** Begin Dataset entries **
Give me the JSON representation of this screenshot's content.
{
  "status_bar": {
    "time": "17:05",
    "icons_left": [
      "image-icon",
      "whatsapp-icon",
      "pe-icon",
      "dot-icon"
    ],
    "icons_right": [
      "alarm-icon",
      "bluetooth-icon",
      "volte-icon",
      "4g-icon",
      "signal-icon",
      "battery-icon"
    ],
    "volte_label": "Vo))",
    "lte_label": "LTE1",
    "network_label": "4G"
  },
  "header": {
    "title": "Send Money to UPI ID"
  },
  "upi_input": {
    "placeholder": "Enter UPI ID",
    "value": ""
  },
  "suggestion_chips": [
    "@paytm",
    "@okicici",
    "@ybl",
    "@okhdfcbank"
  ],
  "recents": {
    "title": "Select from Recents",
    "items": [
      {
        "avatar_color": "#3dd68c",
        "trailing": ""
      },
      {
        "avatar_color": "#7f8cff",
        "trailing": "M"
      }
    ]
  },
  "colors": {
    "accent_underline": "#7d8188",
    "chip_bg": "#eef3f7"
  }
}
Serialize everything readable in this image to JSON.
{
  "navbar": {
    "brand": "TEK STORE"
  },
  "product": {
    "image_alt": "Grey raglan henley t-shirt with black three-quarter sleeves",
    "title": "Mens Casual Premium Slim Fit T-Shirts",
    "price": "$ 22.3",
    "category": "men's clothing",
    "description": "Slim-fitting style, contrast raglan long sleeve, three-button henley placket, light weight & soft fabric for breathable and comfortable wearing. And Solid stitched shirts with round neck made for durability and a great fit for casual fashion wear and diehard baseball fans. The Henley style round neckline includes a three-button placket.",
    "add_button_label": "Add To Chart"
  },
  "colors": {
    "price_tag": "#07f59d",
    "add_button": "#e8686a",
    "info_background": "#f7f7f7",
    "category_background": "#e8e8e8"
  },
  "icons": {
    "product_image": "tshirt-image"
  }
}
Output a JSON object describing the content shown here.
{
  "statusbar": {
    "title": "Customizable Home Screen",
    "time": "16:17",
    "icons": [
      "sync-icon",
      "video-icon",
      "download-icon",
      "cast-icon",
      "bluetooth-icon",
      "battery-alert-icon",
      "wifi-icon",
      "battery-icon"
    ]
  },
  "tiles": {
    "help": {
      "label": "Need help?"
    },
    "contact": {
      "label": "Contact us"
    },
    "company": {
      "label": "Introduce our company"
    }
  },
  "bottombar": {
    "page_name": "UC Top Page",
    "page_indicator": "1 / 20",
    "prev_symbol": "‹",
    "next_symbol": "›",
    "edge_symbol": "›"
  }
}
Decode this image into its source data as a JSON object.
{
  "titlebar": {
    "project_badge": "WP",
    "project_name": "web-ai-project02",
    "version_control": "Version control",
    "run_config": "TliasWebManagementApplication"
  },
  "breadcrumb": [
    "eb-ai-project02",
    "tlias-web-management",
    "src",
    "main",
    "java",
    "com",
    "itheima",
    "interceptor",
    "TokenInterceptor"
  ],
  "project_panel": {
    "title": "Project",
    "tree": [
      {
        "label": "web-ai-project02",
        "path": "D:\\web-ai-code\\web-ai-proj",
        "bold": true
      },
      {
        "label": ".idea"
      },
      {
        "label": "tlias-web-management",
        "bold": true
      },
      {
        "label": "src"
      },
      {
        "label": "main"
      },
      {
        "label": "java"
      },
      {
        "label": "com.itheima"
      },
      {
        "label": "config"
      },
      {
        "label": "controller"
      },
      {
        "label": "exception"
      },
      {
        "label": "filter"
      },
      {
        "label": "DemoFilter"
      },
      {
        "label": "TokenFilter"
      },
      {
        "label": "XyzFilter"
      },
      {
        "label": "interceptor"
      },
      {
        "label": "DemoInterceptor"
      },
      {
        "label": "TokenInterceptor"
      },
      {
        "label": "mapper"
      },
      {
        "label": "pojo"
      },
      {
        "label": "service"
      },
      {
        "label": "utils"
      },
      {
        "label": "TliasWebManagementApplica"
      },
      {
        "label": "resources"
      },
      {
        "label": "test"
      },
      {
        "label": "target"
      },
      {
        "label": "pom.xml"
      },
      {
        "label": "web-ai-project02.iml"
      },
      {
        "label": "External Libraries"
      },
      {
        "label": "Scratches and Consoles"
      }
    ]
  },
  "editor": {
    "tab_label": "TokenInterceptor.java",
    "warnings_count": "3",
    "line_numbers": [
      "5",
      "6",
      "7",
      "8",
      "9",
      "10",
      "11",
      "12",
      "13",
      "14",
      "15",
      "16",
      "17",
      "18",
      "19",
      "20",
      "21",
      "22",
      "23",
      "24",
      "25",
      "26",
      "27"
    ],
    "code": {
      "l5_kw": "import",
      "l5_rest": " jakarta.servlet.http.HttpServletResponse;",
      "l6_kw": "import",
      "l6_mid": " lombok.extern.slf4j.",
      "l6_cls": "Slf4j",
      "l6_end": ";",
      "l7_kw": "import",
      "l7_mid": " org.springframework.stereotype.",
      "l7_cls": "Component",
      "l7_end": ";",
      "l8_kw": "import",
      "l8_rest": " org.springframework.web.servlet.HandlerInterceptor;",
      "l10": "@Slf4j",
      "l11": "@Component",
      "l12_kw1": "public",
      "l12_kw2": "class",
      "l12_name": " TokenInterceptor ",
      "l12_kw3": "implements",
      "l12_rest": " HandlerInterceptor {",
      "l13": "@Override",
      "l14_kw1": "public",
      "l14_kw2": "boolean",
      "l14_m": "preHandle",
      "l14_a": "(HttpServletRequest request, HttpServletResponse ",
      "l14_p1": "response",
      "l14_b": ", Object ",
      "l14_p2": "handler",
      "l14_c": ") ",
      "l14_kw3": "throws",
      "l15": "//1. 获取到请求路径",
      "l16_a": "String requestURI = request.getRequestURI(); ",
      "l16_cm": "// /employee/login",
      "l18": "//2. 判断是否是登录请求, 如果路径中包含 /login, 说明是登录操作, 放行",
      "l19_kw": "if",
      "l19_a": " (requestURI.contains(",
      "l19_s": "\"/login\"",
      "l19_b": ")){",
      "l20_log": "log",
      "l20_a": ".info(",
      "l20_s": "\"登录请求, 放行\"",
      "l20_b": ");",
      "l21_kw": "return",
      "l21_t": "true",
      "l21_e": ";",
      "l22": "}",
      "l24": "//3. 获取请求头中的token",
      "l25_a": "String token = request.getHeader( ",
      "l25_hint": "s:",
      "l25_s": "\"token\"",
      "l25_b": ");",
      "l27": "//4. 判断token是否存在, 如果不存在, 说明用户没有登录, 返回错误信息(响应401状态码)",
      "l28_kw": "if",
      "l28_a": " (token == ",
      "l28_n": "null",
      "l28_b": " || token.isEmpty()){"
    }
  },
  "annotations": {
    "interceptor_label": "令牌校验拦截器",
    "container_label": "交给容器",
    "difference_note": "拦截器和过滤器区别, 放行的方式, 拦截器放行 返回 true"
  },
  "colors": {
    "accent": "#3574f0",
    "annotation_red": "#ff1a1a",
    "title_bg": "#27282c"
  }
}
** End Dataset entries **
Could you quote the material above in full, exactly as it stands?

--- Solution for this exercise ---
Give me the JSON representation of this screenshot's content.
{
  "status_bar": {
    "time": "17:05",
    "icons_left": [
      "image-icon",
      "whatsapp-icon",
      "pe-icon",
      "dot-icon"
    ],
    "icons_right": [
      "alarm-icon",
      "bluetooth-icon",
      "volte-icon",
      "4g-icon",
      "signal-icon",
      "battery-icon"
    ],
    "volte_label": "Vo))",
    "lte_label": "LTE1",
    "network_label": "4G"
  },
  "header": {
    "title": "Send Money to UPI ID"
  },
  "upi_input": {
    "placeholder": "Enter UPI ID",
    "value": ""
  },
  "suggestion_chips": [
    "@paytm",
    "@okicici",
    "@ybl",
    "@okhdfcbank"
  ],
  "recents": {
    "title": "Select from Recents",
    "items": [
      {
        "avatar_color": "#3dd68c",
        "trailing": ""
      },
      {
        "avatar_color": "#7f8cff",
        "trailing": "M"
      }
    ]
  },
  "colors": {
    "accent_underline": "#7d8188",
    "chip_bg": "#eef3f7"
  }
}
Serialize everything readable in this image to JSON.
{
  "navbar": {
    "brand": "TEK STORE"
  },
  "product": {
    "image_alt": "Grey raglan henley t-shirt with black three-quarter sleeves",
    "title": "Mens Casual Premium Slim Fit T-Shirts",
    "price": "$ 22.3",
    "category": "men's clothing",
    "description": "Slim-fitting style, contrast raglan long sleeve, three-button henley placket, light weight & soft fabric for breathable and comfortable wearing. And Solid stitched shirts with round neck made for durability and a great fit for casual fashion wear and diehard baseball fans. The Henley style round neckline includes a three-button placket.",
    "add_button_label": "Add To Chart"
  },
  "colors": {
    "price_tag": "#07f59d",
    "add_button": "#e8686a",
    "info_background": "#f7f7f7",
    "category_background": "#e8e8e8"
  },
  "icons": {
    "product_image": "tshirt-image"
  }
}
Output a JSON object describing the content shown here.
{
  "statusbar": {
    "title": "Customizable Home Screen",
    "time": "16:17",
    "icons": [
      "sync-icon",
      "video-icon",
      "download-icon",
      "cast-icon",
      "bluetooth-icon",
      "battery-alert-icon",
      "wifi-icon",
      "battery-icon"
    ]
  },
  "tiles": {
    "help": {
      "label": "Need help?"
    },
    "contact": {
      "label": "Contact us"
    },
    "company": {
      "label": "Introduce our company"
    }
  },
  "bottombar": {
    "page_name": "UC Top Page",
    "page_indicator": "1 / 20",
    "prev_symbol": "‹",
    "next_symbol": "›",
    "edge_symbol": "›"
  }
}
Decode this image into its source data as a JSON object.
{
  "titlebar": {
    "project_badge": "WP",
    "project_name": "web-ai-project02",
    "version_control": "Version control",
    "run_config": "TliasWebManagementApplication"
  },
  "breadcrumb": [
    "eb-ai-project02",
    "tlias-web-management",
    "src",
    "main",
    "java",
    "com",
    "itheima",
    "interceptor",
    "TokenInterceptor"
  ],
  "project_panel": {
    "title": "Project",
    "tree": [
      {
        "label": "web-ai-project02",
        "path": "D:\\web-ai-code\\web-ai-proj",
        "bold": true
      },
      {
        "label": ".idea"
      },
      {
        "label": "tlias-web-management",
        "bold": true
      },
      {
        "label": "src"
      },
      {
        "label": "main"
      },
      {
        "label": "java"
      },
      {
        "label": "com.itheima"
      },
      {
        "label": "config"
      },
      {
        "label": "controller"
      },
      {
        "label": "exception"
      },
      {
        "label": "filter"
      },
      {
        "label": "DemoFilter"
      },
      {
        "label": "TokenFilter"
      },
      {
        "label": "XyzFilter"
      },
      {
        "label": "interceptor"
      },
      {
        "label": "DemoInterceptor"
      },
      {
        "label": "TokenInterceptor"
      },
      {
        "label": "mapper"
      },
      {
        "label": "pojo"
      },
      {
        "label": "service"
      },
      {
        "label": "utils"
      },
      {
        "label": "TliasWebManagementApplica"
      },
      {
        "label": "resources"
      },
      {
        "label": "test"
      },
      {
        "label": "target"
      },
      {
        "label": "pom.xml"
      },
      {
        "label": "web-ai-project02.iml"
      },
      {
        "label": "External Libraries"
      },
      {
        "label": "Scratches and Consoles"
      }
    ]
  },
  "editor": {
    "tab_label": "TokenInterceptor.java",
    "warnings_count": "3",
    "line_numbers": [
      "5",
      "6",
      "7",
      "8",
      "9",
      "10",
      "11",
      "12",
      "13",
      "14",
      "15",
      "16",
      "17",
      "18",
      "19",
      "20",
      "21",
      "22",
      "23",
      "24",
      "25",
      "26",
      "27"
    ],
    "code": {
      "l5_kw": "import",
      "l5_rest": " jakarta.servlet.http.HttpServletResponse;",
      "l6_kw": "import",
      "l6_mid": " lombok.extern.slf4j.",
      "l6_cls": "Slf4j",
      "l6_end": ";",
      "l7_kw": "import",
      "l7_mid": " org.springframework.stereotype.",
      "l7_cls": "Component",
      "l7_end": ";",
      "l8_kw": "import",
      "l8_rest": " org.springframework.web.servlet.HandlerInterceptor;",
      "l10": "@Slf4j",
      "l11": "@Component",
      "l12_kw1": "public",
      "l12_kw2": "class",
      "l12_name": " TokenInterceptor ",
      "l12_kw3": "implements",
      "l12_rest": " HandlerInterceptor {",
      "l13": "@Override",
      "l14_kw1": "public",
      "l14_kw2": "boolean",
      "l14_m": "preHandle",
      "l14_a": "(HttpServletRequest request, HttpServletResponse ",
      "l14_p1": "response",
      "l14_b": ", Object ",
      "l14_p2": "handler",
      "l14_c": ") ",
      "l14_kw3": "throws",
      "l15": "//1. 获取到请求路径",
      "l16_a": "String requestURI = request.getRequestURI(); ",
      "l16_cm": "// /employee/login",
      "l18": "//2. 判断是否是登录请求, 如果路径中包含 /login, 说明是登录操作, 放行",
      "l19_kw": "if",
      "l19_a": " (requestURI.contains(",
      "l19_s": "\"/login\"",
      "l19_b": ")){",
      "l20_log": "log",
      "l20_a": ".info(",
      "l20_s": "\"登录请求, 放行\"",
      "l20_b": ");",
      "l21_kw": "return",
      "l21_t": "true",
      "l21_e": ";",
      "l22": "}",
      "l24": "//3. 获取请求头中的token",
      "l25_a": "String token = request.getHeader( ",
      "l25_hint": "s:",
      "l25_s": "\"token\"",
      "l25_b": ");",
      "l27": "//4. 判断token是否存在, 如果不存在, 说明用户没有登录, 返回错误信息(响应401状态码)",
      "l28_kw": "if",
      "l28_a": " (token == ",
      "l28_n": "null",
      "l28_b": " || token.isEmpty()){"
    }
  },
  "annotations": {
    "interceptor_label": "令牌校验拦截器",
    "container_label": "交给容器",
    "difference_note": "拦截器和过滤器区别, 放行的方式, 拦截器放行 返回 true"
  },
  "colors": {
    "accent": "#3574f0",
    "annotation_red": "#ff1a1a",
    "title_bg": "#27282c"
  }
}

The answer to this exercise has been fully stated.